* _Supplied records_:
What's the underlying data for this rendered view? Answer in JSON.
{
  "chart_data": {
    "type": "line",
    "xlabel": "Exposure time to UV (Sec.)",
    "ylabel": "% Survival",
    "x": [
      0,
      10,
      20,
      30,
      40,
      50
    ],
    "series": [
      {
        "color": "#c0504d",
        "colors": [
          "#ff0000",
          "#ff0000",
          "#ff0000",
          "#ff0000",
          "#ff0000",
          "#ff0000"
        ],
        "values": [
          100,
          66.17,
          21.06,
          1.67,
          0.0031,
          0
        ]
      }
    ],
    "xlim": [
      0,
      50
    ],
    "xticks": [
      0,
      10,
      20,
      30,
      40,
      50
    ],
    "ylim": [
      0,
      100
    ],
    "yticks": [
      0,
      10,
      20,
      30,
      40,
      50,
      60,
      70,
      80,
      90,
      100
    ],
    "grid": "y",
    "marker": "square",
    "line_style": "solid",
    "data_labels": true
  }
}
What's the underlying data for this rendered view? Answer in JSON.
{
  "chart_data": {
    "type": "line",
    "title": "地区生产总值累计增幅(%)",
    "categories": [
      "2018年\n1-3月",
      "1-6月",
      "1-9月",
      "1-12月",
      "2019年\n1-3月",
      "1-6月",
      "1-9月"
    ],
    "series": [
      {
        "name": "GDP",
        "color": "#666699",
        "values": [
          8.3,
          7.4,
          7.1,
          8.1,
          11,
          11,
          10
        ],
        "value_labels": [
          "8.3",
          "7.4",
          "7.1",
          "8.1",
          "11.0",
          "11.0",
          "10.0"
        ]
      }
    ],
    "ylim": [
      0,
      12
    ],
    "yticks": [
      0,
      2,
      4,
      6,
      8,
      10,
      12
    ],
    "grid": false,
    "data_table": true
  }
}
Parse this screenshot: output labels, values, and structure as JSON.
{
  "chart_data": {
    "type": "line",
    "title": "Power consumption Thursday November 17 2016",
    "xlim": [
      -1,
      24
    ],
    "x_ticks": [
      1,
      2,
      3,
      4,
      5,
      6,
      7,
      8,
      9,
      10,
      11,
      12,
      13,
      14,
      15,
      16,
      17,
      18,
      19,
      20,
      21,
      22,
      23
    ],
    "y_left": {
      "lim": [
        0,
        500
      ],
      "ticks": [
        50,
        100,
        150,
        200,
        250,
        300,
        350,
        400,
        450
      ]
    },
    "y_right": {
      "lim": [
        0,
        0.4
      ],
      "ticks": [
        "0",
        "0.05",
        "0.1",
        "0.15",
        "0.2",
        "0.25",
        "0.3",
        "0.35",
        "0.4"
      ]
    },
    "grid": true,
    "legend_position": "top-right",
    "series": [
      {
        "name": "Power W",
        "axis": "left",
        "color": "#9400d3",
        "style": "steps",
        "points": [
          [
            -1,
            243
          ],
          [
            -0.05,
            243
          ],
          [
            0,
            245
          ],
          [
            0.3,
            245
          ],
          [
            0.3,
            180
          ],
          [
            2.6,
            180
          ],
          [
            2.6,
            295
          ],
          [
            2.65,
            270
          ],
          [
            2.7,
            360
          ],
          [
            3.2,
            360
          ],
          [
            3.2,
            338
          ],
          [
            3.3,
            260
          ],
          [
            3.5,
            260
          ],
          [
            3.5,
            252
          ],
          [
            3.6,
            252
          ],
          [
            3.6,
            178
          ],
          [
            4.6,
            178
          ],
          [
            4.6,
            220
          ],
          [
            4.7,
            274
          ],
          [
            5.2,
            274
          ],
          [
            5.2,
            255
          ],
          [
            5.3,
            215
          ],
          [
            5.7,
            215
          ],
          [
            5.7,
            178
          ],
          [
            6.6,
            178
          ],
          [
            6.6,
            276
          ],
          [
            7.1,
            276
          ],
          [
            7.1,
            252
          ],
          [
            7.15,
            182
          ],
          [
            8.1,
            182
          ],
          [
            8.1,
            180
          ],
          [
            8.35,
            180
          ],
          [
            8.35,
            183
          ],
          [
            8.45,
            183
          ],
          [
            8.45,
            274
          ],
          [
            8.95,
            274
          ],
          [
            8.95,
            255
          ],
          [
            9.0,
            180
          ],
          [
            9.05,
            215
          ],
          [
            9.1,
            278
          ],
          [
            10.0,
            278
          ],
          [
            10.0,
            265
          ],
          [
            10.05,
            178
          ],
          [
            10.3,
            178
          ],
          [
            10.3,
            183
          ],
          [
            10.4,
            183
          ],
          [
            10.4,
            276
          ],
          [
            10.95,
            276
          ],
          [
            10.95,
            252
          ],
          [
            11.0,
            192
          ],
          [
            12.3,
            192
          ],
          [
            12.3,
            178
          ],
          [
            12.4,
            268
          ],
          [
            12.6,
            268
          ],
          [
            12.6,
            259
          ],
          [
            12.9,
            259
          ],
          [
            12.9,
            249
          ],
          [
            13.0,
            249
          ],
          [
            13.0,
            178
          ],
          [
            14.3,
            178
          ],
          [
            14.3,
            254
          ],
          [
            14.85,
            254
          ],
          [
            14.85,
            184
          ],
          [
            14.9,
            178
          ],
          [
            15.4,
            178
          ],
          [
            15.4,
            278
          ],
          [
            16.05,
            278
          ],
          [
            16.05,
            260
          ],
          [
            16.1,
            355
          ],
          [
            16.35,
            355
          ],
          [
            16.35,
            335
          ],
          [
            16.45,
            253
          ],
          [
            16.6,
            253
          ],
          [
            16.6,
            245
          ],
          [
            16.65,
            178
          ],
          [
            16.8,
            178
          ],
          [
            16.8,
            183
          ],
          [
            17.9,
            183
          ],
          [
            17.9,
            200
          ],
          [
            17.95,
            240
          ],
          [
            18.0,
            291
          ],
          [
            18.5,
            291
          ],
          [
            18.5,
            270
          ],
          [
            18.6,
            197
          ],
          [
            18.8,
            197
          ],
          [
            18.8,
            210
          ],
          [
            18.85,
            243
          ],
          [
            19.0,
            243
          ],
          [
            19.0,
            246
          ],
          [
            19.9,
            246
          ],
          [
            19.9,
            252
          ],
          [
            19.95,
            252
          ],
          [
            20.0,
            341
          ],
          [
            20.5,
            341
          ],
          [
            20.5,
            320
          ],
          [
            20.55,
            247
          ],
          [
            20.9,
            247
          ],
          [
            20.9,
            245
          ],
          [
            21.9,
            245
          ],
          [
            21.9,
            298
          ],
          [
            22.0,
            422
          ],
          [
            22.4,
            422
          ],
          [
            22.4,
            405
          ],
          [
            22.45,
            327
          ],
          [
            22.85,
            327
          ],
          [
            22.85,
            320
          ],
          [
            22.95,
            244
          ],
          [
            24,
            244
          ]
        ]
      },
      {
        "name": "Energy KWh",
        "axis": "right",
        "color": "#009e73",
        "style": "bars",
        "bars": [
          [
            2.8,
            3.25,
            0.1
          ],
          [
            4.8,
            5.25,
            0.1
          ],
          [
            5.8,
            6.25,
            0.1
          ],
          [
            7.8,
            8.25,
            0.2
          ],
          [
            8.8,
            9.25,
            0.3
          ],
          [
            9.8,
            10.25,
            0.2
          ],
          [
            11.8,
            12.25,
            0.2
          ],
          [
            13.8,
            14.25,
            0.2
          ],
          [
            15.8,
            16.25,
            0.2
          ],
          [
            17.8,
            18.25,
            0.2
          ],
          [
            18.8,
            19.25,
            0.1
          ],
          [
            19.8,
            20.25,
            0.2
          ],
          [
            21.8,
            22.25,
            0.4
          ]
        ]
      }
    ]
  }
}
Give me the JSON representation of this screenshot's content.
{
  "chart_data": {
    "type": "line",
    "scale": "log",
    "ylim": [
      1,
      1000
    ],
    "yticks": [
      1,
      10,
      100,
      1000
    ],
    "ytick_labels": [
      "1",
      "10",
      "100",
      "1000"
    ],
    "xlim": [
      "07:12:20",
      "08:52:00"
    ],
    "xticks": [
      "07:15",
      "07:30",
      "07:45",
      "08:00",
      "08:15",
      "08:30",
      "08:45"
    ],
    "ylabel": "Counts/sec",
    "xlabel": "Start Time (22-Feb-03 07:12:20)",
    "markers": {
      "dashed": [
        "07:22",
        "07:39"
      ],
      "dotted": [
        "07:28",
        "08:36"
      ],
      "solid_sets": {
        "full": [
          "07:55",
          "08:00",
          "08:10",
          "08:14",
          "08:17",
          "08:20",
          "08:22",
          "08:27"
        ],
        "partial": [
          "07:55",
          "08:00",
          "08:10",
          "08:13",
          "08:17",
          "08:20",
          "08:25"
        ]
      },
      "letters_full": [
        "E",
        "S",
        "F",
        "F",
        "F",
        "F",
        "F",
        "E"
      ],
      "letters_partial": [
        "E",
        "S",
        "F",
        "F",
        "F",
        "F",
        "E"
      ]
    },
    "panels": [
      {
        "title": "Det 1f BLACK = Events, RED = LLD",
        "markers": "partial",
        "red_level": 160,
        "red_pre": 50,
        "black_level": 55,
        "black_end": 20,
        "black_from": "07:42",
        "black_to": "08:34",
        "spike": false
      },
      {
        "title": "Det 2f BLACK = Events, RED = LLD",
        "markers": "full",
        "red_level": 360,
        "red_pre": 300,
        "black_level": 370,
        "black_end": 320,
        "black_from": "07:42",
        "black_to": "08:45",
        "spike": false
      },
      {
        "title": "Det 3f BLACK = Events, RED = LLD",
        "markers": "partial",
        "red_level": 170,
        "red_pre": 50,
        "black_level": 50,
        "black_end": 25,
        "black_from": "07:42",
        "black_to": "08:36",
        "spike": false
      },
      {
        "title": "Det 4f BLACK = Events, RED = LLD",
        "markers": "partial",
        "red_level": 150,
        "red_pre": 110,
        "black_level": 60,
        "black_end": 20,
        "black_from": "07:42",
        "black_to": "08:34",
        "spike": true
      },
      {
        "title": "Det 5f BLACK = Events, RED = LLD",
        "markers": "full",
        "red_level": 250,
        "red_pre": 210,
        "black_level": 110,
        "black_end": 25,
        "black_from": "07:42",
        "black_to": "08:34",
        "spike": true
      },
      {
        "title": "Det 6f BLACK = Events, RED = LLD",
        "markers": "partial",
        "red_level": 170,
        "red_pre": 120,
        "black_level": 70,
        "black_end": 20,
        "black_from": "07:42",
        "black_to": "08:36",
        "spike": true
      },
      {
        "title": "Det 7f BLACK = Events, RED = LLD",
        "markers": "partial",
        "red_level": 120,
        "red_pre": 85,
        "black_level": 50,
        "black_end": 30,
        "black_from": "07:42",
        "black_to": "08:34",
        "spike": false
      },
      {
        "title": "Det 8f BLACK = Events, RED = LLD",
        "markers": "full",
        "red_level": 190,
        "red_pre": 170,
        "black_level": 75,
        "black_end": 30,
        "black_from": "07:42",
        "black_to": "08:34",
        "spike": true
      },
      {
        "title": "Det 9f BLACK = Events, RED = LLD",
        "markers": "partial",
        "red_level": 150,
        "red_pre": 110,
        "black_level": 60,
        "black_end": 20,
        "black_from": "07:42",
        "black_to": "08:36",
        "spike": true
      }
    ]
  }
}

* _Required task_: Identify the lines above with the word "JSON". Copy them.

* _Finished task_:
What's the underlying data for this rendered view? Answer in JSON.
What's the underlying data for this rendered view? Answer in JSON.
Parse this screenshot: output labels, values, and structure as JSON.
Give me the JSON representation of this screenshot's content.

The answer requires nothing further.